### RAW RECORDS
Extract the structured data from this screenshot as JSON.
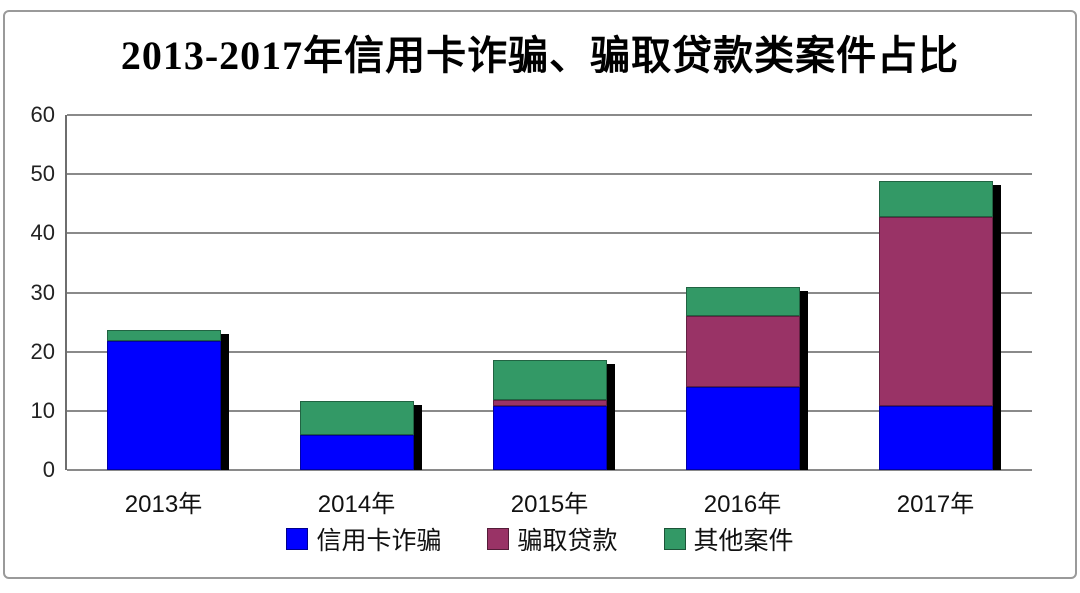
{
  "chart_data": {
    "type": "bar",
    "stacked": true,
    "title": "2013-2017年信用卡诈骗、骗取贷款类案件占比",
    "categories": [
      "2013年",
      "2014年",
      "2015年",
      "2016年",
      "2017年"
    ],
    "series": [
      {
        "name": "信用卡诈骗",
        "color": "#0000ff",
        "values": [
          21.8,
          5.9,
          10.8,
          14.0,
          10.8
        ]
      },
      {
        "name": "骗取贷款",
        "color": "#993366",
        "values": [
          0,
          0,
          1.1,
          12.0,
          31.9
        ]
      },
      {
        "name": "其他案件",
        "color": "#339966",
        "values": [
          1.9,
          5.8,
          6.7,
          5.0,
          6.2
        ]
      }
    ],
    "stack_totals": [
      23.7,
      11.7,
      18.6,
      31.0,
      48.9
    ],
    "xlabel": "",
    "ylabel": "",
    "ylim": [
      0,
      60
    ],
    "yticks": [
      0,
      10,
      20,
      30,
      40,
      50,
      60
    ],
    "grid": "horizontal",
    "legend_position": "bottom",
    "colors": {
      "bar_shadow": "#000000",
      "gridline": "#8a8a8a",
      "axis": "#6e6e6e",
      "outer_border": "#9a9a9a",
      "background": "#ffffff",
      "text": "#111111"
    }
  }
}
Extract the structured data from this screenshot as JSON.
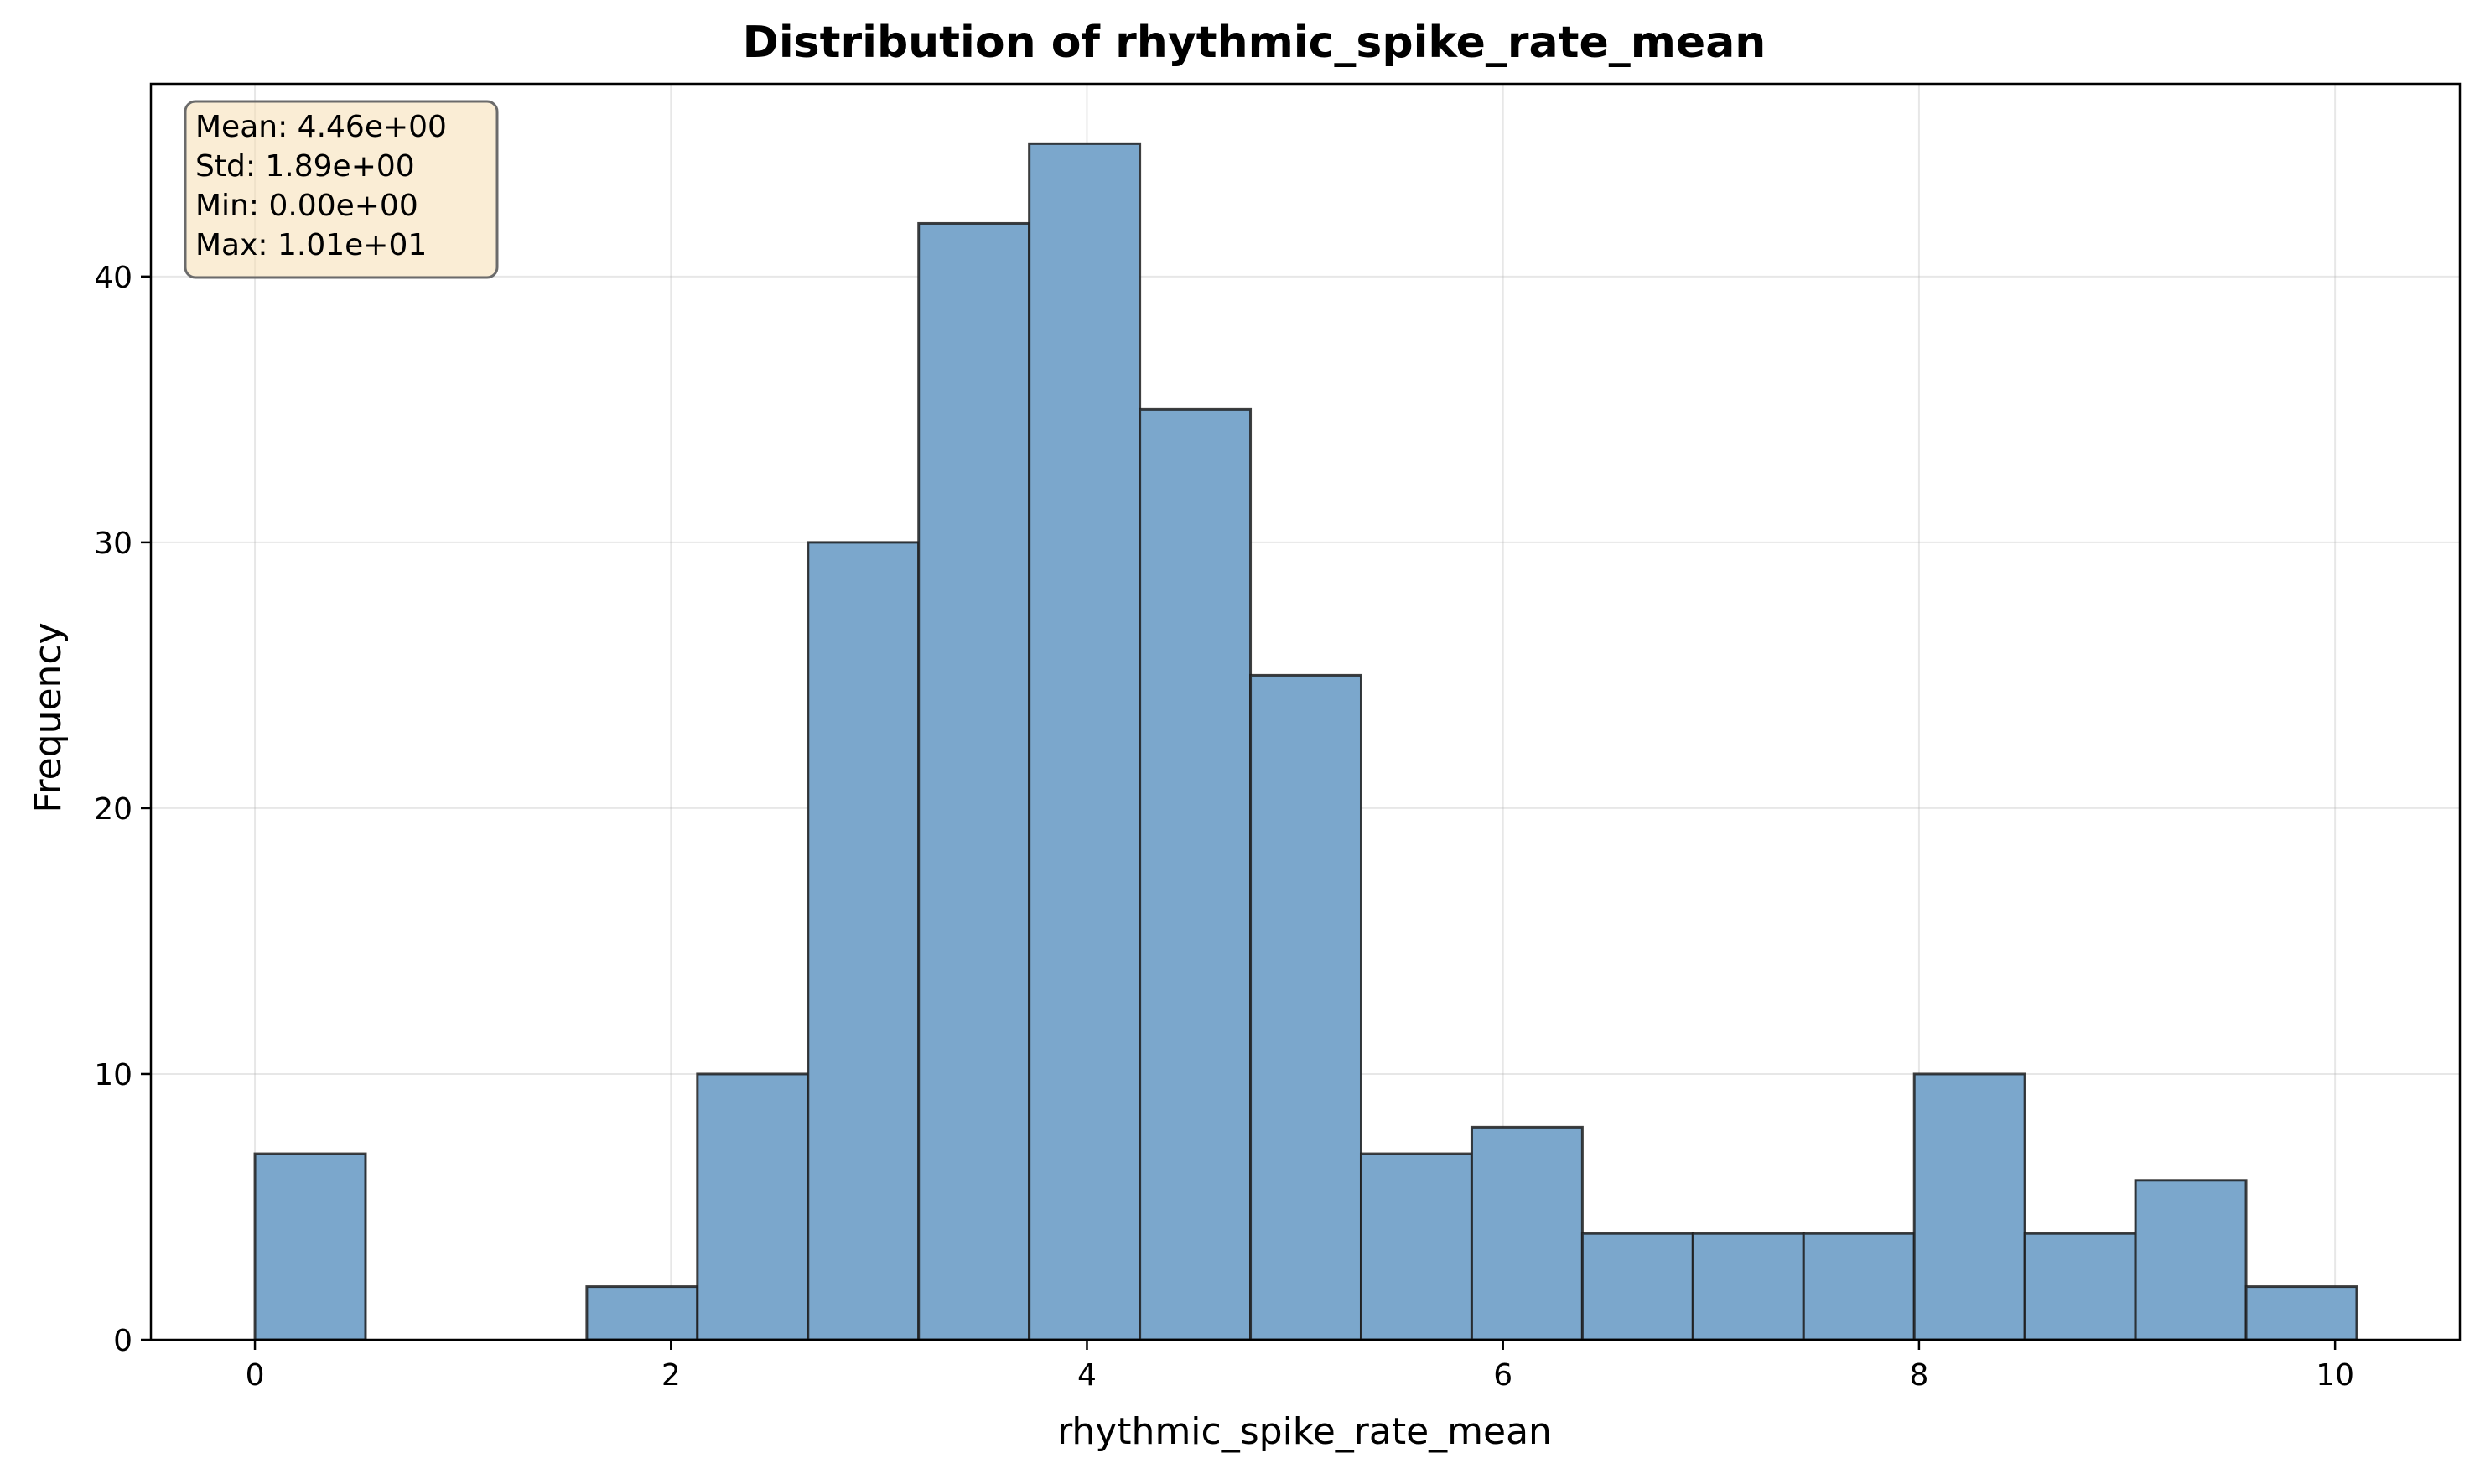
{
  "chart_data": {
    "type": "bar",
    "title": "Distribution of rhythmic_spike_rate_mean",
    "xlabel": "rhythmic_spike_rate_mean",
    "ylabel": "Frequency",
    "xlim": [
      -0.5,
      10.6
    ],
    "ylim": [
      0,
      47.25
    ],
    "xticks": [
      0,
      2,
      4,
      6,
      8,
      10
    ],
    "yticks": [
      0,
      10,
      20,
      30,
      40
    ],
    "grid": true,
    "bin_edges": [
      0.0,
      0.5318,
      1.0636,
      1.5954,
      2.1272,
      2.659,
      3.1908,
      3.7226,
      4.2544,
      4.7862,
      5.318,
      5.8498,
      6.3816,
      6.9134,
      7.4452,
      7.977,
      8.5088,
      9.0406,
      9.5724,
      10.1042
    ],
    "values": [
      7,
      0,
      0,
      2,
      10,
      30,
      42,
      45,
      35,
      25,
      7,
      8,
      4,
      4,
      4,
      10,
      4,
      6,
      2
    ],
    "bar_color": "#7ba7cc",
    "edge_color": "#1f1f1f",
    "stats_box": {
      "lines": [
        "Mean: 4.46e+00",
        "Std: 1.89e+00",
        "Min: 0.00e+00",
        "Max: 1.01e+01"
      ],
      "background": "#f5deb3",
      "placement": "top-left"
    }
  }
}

### AIM OF THE EXERCISE
Copy out all of the material exactly as written, without its pictures.

### ANSWER TO THE PROBLEM
Extract the structured data from this screenshot as JSON.
{
  "chart_data": {
    "type": "bar",
    "stacked": true,
    "title": "2013-2017年信用卡诈骗、骗取贷款类案件占比",
    "categories": [
      "2013年",
      "2014年",
      "2015年",
      "2016年",
      "2017年"
    ],
    "series": [
      {
        "name": "信用卡诈骗",
        "color": "#0000ff",
        "values": [
          21.8,
          5.9,
          10.8,
          14.0,
          10.8
        ]
      },
      {
        "name": "骗取贷款",
        "color": "#993366",
        "values": [
          0,
          0,
          1.1,
          12.0,
          31.9
        ]
      },
      {
        "name": "其他案件",
        "color": "#339966",
        "values": [
          1.9,
          5.8,
          6.7,
          5.0,
          6.2
        ]
      }
    ],
    "stack_totals": [
      23.7,
      11.7,
      18.6,
      31.0,
      48.9
    ],
    "xlabel": "",
    "ylabel": "",
    "ylim": [
      0,
      60
    ],
    "yticks": [
      0,
      10,
      20,
      30,
      40,
      50,
      60
    ],
    "grid": "horizontal",
    "legend_position": "bottom",
    "colors": {
      "bar_shadow": "#000000",
      "gridline": "#8a8a8a",
      "axis": "#6e6e6e",
      "outer_border": "#9a9a9a",
      "background": "#ffffff",
      "text": "#111111"
    }
  }
}
Extract the structured data from this screenshot as JSON.
{
  "chart_data": {
    "type": "bar",
    "title": "Distribution of rhythmic_spike_rate_mean",
    "xlabel": "rhythmic_spike_rate_mean",
    "ylabel": "Frequency",
    "xlim": [
      -0.5,
      10.6
    ],
    "ylim": [
      0,
      47.25
    ],
    "xticks": [
      0,
      2,
      4,
      6,
      8,
      10
    ],
    "yticks": [
      0,
      10,
      20,
      30,
      40
    ],
    "grid": true,
    "bin_edges": [
      0.0,
      0.5318,
      1.0636,
      1.5954,
      2.1272,
      2.659,
      3.1908,
      3.7226,
      4.2544,
      4.7862,
      5.318,
      5.8498,
      6.3816,
      6.9134,
      7.4452,
      7.977,
      8.5088,
      9.0406,
      9.5724,
      10.1042
    ],
    "values": [
      7,
      0,
      0,
      2,
      10,
      30,
      42,
      45,
      35,
      25,
      7,
      8,
      4,
      4,
      4,
      10,
      4,
      6,
      2
    ],
    "bar_color": "#7ba7cc",
    "edge_color": "#1f1f1f",
    "stats_box": {
      "lines": [
        "Mean: 4.46e+00",
        "Std: 1.89e+00",
        "Min: 0.00e+00",
        "Max: 1.01e+01"
      ],
      "background": "#f5deb3",
      "placement": "top-left"
    }
  }
}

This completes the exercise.